### WRITTEN TASK
Within the records that follow, find every line containing the string "name". Copy those lines.

[Entries with figure data]
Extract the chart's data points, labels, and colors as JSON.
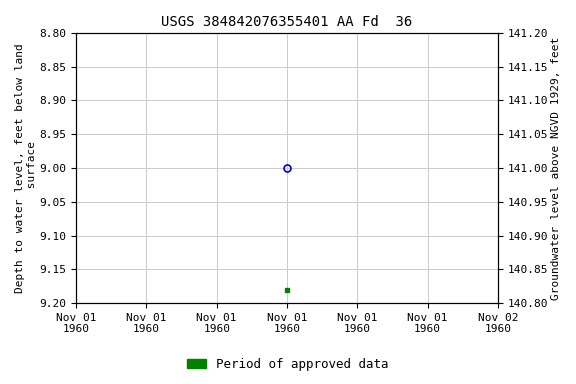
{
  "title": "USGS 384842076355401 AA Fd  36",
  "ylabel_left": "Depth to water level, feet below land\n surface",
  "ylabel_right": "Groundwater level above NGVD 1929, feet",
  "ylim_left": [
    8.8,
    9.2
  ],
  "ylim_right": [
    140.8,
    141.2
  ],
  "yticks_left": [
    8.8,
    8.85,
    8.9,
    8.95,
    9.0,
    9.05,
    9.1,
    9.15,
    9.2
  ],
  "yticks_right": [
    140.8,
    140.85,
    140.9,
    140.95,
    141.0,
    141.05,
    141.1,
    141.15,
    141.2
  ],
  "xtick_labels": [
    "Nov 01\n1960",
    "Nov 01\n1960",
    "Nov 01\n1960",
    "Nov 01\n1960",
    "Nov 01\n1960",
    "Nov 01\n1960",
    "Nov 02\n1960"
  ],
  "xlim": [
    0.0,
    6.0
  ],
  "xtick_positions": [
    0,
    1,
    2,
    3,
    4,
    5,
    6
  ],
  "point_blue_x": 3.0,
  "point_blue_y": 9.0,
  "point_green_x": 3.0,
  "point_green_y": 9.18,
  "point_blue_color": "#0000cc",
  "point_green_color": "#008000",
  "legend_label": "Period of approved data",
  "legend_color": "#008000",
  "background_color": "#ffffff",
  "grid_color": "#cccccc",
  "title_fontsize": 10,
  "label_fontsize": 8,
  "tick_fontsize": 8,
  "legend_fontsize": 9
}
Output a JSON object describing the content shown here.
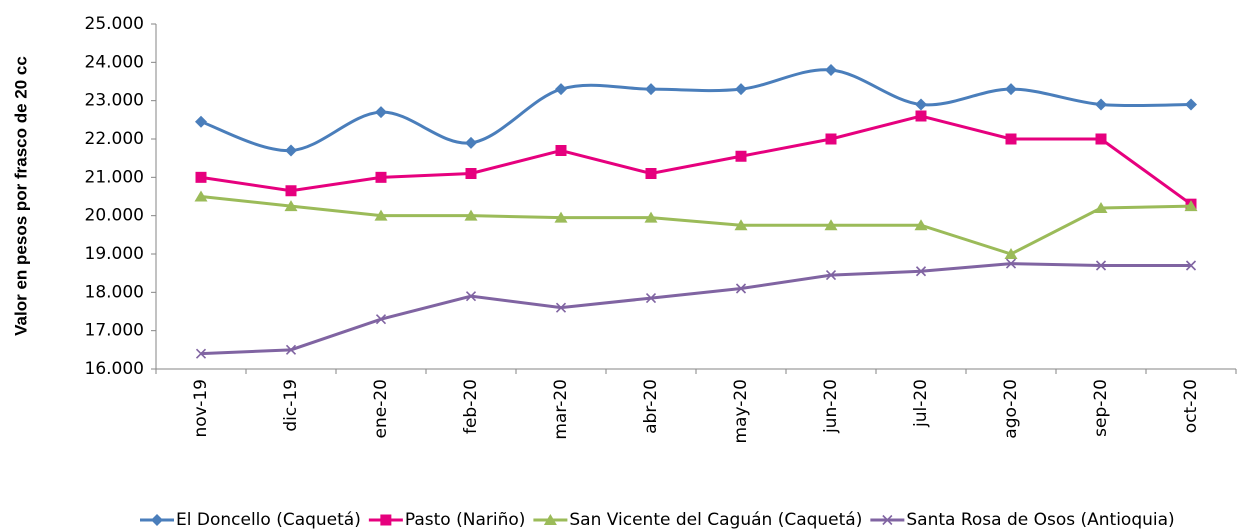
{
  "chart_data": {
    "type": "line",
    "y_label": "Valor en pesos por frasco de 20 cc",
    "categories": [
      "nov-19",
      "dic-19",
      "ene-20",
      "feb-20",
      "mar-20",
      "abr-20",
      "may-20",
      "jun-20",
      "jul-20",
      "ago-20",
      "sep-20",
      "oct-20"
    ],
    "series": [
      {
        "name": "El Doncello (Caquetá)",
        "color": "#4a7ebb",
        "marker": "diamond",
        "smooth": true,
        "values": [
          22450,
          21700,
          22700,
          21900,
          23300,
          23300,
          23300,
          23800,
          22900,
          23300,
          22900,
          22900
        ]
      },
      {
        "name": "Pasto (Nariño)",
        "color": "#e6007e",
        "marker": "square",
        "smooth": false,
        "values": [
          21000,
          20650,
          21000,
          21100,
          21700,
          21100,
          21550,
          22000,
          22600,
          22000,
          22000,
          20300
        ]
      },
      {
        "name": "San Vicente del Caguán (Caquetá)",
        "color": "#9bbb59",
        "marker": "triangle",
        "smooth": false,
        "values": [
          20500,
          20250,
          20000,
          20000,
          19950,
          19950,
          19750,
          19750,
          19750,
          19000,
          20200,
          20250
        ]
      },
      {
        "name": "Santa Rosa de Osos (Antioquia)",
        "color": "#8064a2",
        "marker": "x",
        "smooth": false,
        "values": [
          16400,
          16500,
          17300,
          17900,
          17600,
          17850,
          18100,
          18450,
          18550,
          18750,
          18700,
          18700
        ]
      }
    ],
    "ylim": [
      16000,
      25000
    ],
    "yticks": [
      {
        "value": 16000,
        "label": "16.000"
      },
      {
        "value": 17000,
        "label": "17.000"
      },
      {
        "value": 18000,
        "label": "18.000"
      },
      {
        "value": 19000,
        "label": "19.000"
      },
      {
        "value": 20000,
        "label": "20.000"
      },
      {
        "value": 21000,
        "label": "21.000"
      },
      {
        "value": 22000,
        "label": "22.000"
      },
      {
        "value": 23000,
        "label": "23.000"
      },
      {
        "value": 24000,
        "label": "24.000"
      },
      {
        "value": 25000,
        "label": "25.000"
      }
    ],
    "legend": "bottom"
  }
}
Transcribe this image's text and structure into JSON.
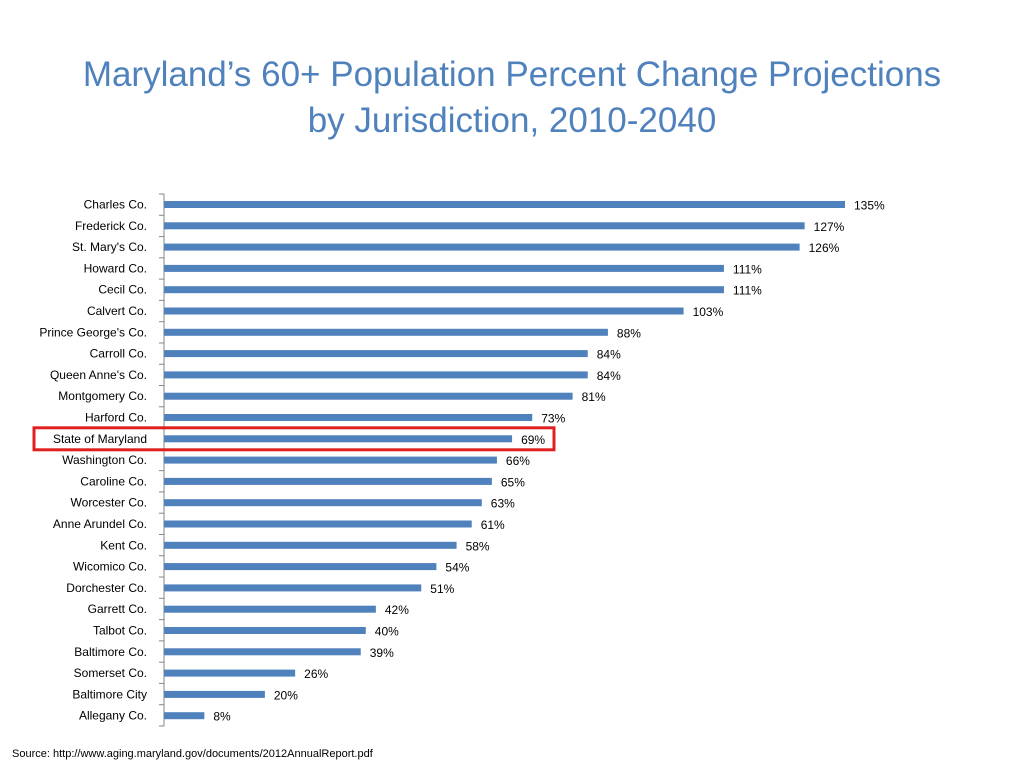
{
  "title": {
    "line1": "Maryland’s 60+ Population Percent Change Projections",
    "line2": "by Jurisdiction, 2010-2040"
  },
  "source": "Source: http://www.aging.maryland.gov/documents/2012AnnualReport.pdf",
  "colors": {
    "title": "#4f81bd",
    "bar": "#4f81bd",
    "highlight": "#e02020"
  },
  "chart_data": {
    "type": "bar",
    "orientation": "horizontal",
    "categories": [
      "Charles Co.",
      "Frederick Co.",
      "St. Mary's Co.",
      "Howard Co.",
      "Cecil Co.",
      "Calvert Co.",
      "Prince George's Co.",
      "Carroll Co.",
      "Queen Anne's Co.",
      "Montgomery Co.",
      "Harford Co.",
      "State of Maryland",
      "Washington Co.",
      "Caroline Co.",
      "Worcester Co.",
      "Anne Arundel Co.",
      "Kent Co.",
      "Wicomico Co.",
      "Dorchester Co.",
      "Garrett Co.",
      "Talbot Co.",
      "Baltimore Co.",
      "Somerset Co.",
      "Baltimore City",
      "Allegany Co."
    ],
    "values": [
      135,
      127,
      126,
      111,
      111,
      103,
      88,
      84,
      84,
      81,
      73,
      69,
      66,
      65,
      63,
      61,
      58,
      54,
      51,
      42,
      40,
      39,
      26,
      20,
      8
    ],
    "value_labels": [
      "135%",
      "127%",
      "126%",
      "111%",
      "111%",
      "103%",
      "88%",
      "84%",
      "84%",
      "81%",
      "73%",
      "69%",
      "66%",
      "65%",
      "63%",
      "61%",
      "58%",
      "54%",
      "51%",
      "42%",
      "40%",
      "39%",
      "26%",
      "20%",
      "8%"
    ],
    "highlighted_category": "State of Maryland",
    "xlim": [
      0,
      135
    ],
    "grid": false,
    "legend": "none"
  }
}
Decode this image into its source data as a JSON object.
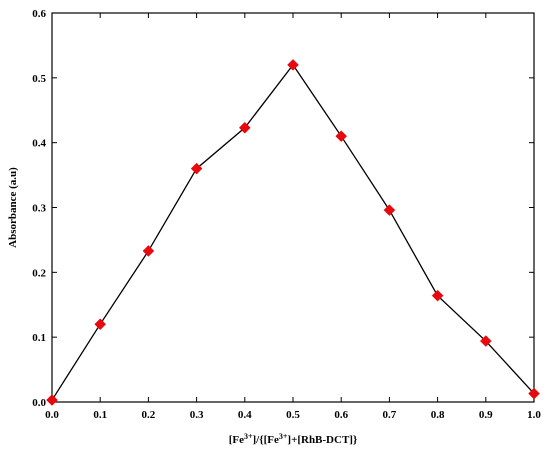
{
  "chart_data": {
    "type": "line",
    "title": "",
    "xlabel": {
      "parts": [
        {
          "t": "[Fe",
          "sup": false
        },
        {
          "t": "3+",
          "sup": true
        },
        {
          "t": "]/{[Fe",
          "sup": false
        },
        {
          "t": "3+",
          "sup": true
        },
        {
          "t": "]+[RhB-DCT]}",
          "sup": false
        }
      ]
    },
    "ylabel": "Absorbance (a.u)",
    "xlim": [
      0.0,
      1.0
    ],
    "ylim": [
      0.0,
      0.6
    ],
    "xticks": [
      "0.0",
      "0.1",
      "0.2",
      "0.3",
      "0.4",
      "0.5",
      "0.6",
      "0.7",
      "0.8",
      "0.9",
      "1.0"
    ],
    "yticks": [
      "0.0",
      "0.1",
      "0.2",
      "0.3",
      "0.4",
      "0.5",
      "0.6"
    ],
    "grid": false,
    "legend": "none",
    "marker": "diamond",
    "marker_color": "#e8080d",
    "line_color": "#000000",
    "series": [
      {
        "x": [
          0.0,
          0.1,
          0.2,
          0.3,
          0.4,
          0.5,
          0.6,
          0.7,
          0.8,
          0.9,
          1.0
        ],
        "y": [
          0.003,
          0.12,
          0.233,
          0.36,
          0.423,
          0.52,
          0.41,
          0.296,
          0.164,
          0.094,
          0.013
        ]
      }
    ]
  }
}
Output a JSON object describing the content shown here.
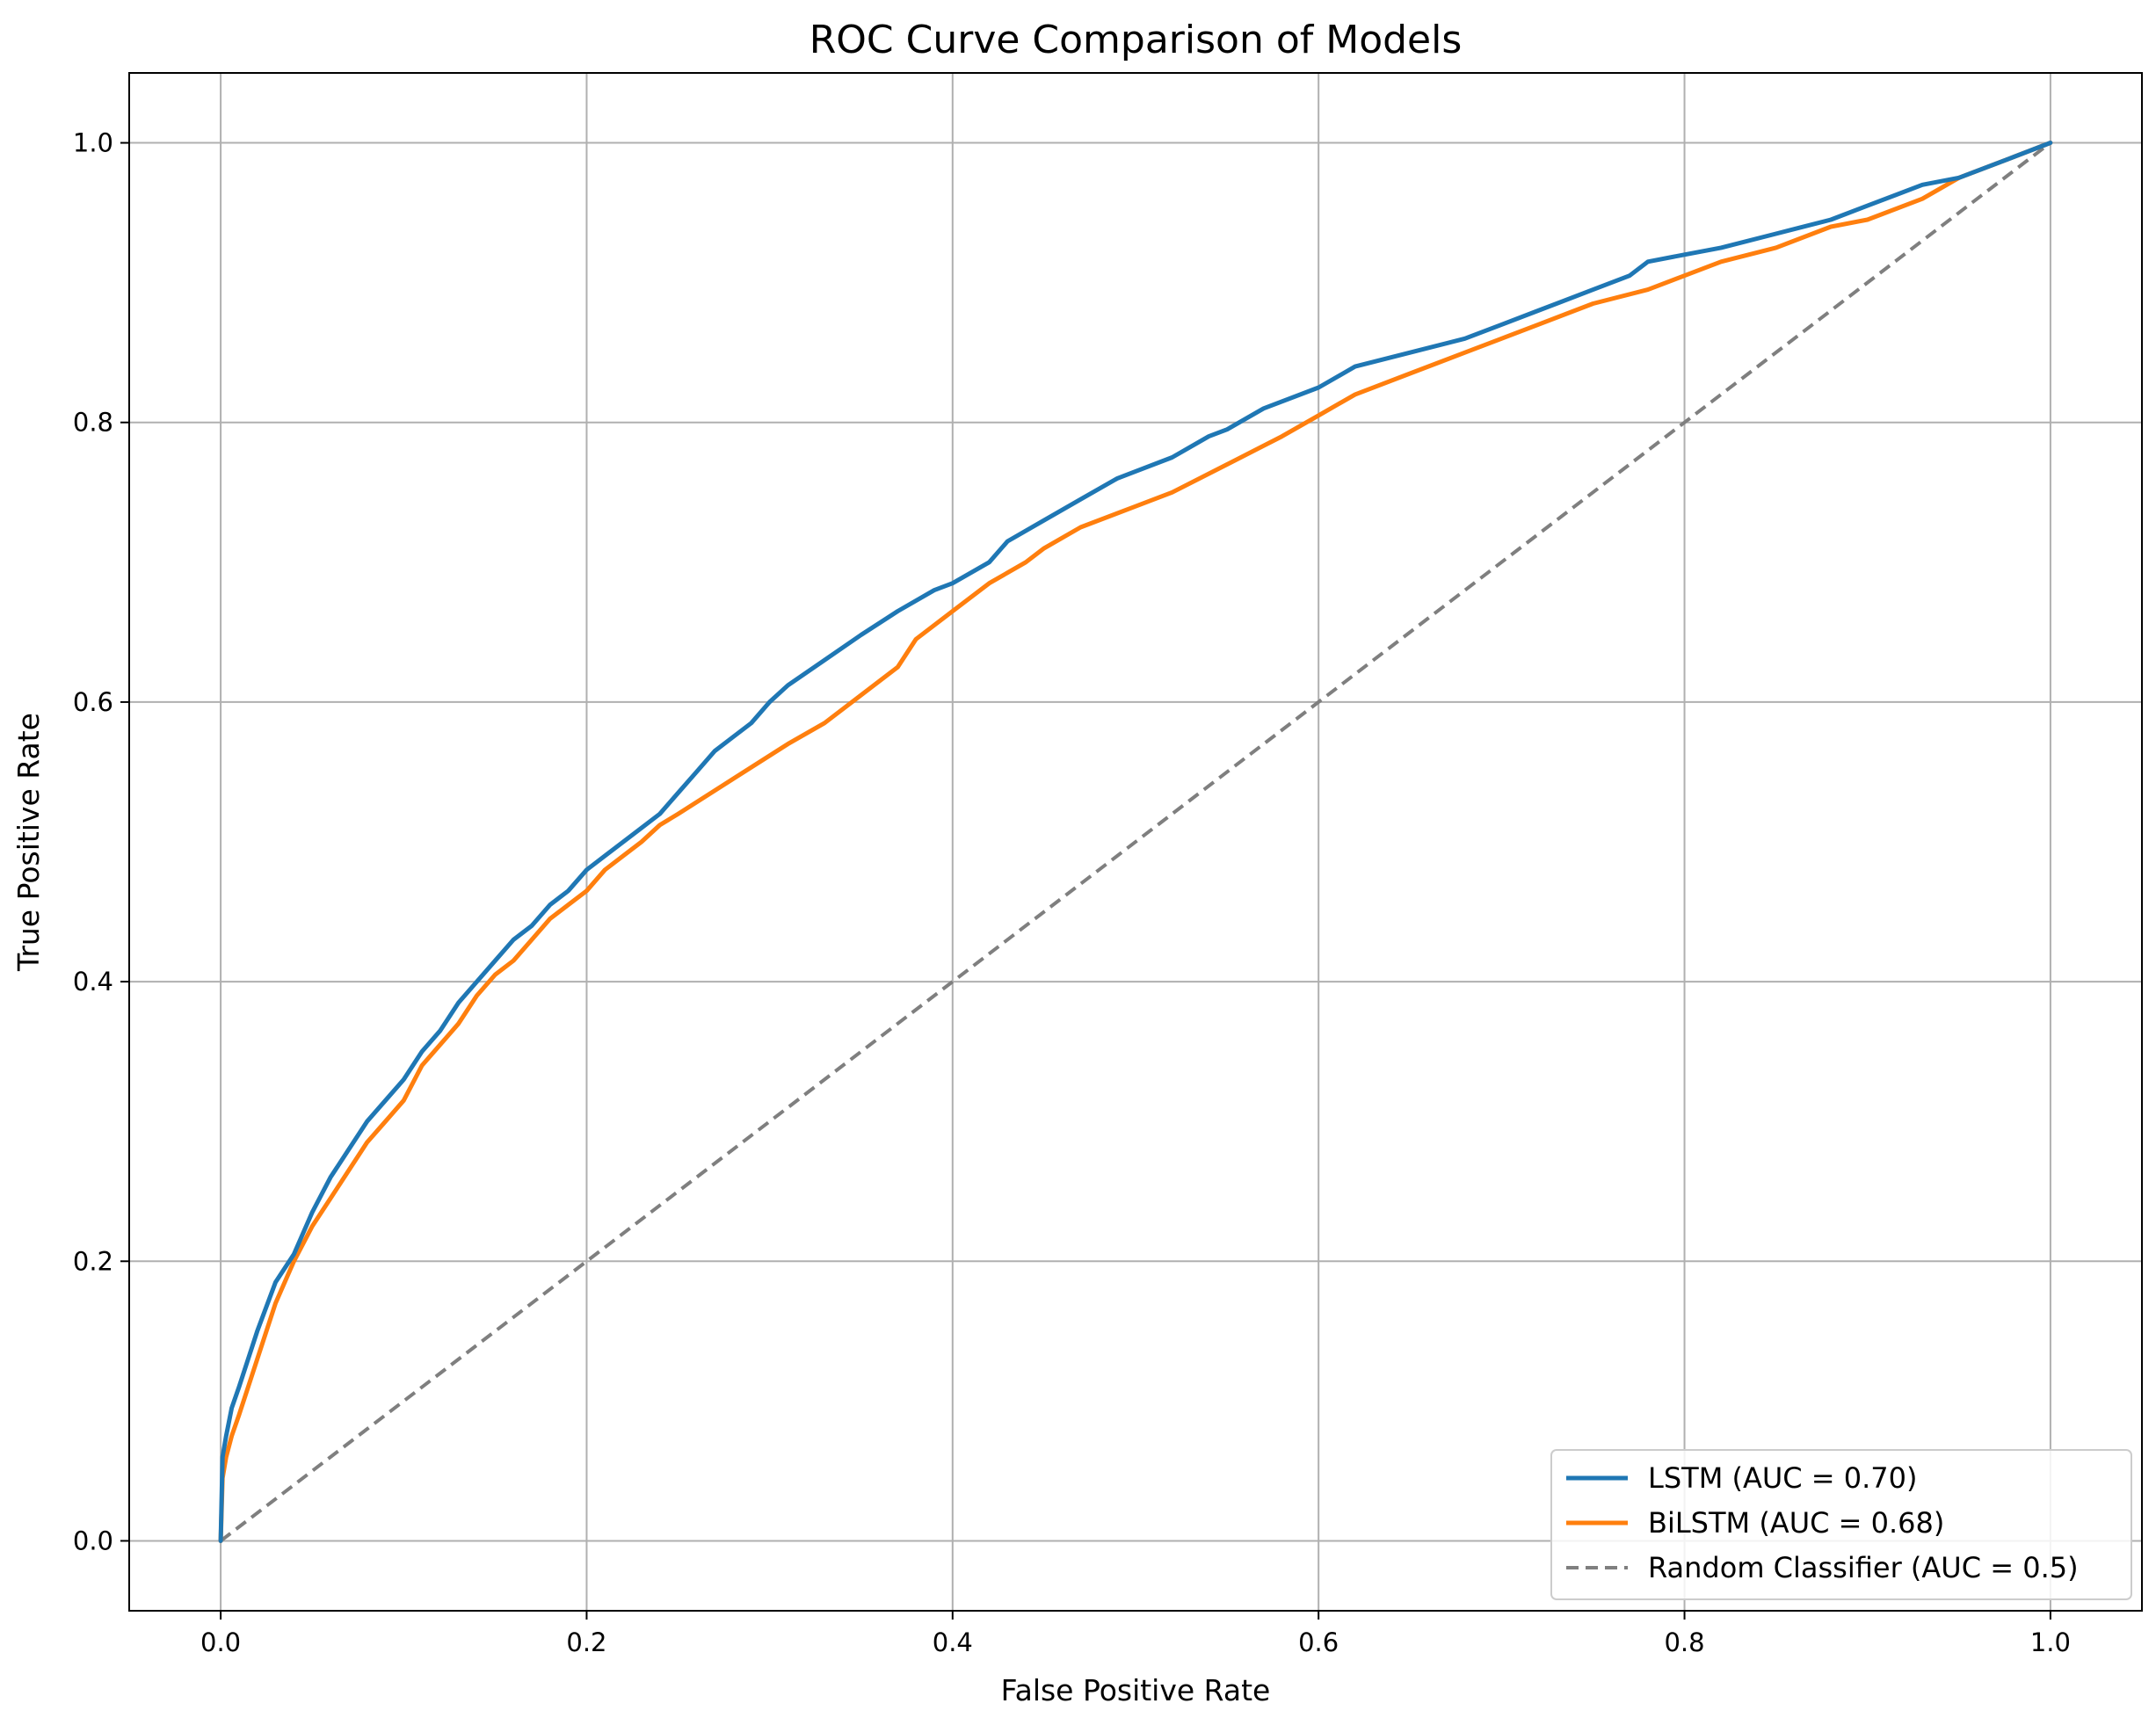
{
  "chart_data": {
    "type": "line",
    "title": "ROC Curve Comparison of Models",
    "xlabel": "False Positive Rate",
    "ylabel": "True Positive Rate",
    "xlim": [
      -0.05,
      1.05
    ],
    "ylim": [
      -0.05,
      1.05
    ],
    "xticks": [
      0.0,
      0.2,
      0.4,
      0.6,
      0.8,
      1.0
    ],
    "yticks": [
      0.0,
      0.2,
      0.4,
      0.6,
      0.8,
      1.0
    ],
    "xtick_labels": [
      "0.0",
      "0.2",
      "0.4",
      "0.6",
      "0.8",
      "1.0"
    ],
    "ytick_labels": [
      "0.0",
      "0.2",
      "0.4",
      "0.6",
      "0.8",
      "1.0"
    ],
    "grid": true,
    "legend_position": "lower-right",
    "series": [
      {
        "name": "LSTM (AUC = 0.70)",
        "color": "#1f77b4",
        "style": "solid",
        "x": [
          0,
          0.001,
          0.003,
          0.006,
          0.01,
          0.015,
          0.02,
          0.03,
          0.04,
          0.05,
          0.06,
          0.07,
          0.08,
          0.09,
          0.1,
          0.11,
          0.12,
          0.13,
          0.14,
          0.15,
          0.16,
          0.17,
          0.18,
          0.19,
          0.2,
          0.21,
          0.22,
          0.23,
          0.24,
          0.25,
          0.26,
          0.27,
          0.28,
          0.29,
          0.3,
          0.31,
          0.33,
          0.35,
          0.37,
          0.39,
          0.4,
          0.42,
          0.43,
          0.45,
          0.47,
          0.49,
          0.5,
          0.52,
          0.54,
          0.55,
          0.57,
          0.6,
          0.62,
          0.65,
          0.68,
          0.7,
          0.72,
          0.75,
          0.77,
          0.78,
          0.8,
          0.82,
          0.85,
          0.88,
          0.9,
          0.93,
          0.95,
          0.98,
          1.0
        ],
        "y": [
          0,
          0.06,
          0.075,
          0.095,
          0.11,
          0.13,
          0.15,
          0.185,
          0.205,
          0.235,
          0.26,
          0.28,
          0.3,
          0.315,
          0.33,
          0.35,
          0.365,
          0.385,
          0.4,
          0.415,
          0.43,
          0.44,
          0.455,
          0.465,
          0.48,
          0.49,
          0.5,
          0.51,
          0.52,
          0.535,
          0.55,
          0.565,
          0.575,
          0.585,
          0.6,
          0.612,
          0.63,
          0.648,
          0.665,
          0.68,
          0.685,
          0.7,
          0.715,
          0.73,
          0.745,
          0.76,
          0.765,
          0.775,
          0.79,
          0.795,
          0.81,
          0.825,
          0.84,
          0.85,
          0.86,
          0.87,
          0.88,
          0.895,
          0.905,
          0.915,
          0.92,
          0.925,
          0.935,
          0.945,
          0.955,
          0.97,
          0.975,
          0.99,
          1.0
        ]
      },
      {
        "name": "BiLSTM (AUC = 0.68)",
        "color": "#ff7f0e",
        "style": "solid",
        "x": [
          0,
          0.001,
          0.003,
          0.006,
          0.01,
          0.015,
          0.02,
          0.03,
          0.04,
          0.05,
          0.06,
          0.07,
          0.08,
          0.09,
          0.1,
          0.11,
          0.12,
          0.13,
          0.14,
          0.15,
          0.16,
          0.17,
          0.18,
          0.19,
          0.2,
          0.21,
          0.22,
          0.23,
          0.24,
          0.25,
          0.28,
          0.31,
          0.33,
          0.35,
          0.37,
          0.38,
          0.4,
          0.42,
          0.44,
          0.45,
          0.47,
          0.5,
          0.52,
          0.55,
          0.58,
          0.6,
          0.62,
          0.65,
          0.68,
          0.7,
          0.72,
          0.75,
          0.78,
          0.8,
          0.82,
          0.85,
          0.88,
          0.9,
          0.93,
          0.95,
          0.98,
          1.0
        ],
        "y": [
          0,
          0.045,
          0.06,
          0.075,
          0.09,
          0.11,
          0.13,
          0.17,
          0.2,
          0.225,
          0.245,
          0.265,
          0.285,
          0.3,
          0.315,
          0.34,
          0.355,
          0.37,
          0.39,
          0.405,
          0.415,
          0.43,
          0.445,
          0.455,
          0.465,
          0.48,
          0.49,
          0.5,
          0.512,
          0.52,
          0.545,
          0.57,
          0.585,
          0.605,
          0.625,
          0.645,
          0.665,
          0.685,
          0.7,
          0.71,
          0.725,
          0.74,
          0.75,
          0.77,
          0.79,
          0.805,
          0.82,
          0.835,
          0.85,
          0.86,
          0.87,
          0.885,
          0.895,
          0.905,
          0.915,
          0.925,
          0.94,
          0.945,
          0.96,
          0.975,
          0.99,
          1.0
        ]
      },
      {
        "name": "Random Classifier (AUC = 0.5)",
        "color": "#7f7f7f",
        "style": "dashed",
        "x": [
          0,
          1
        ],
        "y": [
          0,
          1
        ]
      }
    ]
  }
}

### RESULT FOR THIS EXERCISE
        "name": "El Doncello (Caquetá)",
        "name": "Pasto (Nariño)",
        "name": "San Vicente del Caguán (Caquetá)",
        "name": "Santa Rosa de Osos (Antioquia)",
        "name": "LSTM (AUC = 0.70)",
        "name": "BiLSTM (AUC = 0.68)",
        "name": "Random Classifier (AUC = 0.5)",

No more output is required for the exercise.